* [Records from a collection]
┄┄┄┄┄┄

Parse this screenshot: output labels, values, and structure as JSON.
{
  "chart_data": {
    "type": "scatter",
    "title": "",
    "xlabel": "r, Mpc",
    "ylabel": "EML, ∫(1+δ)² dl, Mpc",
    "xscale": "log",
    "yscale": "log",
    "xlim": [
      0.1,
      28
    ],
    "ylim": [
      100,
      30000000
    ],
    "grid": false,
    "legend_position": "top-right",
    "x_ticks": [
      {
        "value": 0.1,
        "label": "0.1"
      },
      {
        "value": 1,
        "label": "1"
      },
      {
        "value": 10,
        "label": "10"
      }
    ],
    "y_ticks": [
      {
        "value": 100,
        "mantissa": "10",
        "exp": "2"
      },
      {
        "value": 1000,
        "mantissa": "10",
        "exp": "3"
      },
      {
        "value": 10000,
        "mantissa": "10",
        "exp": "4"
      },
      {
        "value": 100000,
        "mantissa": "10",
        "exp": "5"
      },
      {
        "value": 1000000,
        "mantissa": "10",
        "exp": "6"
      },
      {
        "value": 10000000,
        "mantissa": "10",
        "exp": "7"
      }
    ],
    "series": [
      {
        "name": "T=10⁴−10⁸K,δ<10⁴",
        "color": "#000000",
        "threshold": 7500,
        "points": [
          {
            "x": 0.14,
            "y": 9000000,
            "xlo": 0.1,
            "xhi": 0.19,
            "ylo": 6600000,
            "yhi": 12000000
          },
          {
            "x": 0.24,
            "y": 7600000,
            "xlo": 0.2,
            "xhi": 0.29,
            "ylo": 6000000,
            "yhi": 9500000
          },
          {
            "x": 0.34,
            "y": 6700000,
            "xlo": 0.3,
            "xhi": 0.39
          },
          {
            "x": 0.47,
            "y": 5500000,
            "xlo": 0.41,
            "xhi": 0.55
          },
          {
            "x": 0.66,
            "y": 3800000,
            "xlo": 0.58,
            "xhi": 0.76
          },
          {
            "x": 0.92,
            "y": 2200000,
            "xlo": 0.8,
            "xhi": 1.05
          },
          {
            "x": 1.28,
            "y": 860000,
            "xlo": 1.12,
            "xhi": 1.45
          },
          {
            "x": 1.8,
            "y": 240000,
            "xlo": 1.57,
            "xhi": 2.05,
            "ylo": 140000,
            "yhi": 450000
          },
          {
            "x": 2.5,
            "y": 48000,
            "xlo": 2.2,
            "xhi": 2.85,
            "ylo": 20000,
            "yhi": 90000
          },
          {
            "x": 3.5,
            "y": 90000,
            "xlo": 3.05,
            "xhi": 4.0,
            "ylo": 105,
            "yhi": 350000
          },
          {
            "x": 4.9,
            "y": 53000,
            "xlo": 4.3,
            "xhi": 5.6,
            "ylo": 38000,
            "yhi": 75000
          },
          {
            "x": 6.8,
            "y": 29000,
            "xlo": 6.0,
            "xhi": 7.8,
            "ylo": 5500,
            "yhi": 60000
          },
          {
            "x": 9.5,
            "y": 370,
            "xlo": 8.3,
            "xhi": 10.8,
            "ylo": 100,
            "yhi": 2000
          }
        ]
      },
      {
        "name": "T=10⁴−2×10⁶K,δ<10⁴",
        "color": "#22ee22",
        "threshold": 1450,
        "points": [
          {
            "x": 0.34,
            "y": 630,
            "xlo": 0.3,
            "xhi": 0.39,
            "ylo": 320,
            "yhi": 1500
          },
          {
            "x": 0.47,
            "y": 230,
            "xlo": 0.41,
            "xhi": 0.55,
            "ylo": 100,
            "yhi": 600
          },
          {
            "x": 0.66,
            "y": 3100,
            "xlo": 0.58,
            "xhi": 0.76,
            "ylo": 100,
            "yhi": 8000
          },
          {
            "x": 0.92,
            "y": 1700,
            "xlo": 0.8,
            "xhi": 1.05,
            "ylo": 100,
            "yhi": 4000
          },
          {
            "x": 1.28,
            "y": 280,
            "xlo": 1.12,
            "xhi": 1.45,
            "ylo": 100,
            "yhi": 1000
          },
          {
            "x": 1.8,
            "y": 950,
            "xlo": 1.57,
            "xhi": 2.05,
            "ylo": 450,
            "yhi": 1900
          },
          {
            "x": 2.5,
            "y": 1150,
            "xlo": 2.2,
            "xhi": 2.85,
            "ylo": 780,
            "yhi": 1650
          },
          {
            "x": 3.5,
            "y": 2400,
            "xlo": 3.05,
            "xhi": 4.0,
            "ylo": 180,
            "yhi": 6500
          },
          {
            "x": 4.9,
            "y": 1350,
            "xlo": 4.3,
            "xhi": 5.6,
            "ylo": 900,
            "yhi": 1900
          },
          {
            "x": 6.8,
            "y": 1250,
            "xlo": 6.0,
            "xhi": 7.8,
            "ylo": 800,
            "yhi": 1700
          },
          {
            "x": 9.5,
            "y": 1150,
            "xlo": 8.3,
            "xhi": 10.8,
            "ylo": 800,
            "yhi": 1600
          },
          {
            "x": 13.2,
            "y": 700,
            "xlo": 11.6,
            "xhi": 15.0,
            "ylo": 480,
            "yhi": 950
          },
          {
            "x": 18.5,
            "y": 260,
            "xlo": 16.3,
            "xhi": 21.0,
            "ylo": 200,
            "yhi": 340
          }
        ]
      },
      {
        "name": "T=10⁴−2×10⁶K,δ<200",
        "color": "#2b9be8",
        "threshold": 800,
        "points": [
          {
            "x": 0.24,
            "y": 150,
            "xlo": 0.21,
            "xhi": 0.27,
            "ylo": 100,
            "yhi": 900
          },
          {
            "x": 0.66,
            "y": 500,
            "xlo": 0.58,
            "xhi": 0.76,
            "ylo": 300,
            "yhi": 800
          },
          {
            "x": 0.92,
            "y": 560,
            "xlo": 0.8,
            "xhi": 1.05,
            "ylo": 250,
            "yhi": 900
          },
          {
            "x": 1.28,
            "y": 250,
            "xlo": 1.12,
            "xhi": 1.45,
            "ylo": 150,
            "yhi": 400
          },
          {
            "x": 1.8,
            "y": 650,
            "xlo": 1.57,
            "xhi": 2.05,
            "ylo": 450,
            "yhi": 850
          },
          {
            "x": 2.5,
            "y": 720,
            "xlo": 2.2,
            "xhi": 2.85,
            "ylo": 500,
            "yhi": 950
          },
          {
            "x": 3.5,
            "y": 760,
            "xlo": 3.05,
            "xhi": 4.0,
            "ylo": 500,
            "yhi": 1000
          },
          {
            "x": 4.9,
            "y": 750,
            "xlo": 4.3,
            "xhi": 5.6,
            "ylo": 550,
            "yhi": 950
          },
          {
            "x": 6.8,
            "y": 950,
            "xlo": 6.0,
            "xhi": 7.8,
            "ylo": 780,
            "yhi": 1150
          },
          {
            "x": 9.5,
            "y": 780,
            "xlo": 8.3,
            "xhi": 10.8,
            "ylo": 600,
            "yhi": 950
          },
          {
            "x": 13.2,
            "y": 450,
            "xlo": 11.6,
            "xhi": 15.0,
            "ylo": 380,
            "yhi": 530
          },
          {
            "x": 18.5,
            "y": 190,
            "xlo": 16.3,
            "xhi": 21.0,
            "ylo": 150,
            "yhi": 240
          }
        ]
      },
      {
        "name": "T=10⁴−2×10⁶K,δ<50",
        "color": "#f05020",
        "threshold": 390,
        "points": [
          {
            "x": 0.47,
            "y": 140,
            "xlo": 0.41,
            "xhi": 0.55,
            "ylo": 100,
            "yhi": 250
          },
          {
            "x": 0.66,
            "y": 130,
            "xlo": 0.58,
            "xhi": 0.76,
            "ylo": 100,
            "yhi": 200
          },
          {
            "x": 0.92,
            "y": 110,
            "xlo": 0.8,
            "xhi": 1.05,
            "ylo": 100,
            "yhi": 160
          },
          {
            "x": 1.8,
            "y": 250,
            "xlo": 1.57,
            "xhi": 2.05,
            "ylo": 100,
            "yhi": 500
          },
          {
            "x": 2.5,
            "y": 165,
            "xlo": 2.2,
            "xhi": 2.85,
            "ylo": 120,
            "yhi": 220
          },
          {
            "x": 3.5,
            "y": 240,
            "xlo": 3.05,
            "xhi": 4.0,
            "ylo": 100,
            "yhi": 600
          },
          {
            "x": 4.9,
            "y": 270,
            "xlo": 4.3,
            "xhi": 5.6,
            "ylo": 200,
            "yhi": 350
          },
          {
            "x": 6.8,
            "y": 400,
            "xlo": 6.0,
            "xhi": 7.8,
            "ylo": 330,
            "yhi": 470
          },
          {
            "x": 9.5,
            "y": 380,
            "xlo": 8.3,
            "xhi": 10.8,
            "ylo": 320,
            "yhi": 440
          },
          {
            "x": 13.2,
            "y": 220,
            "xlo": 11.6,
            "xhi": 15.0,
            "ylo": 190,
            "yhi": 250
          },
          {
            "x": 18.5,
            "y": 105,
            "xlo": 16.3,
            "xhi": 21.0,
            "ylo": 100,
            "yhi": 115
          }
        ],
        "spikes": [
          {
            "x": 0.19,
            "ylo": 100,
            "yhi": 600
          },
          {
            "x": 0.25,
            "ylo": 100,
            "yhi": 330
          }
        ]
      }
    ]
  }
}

┄┄┄┄┄┄

* [BRIEF]
Scan the lines above for "color", then copy every one that has it.

* [EXERCISE OUTPUT]
        "color": "#000000",
        "color": "#22ee22",
        "color": "#2b9be8",
        "color": "#f05020",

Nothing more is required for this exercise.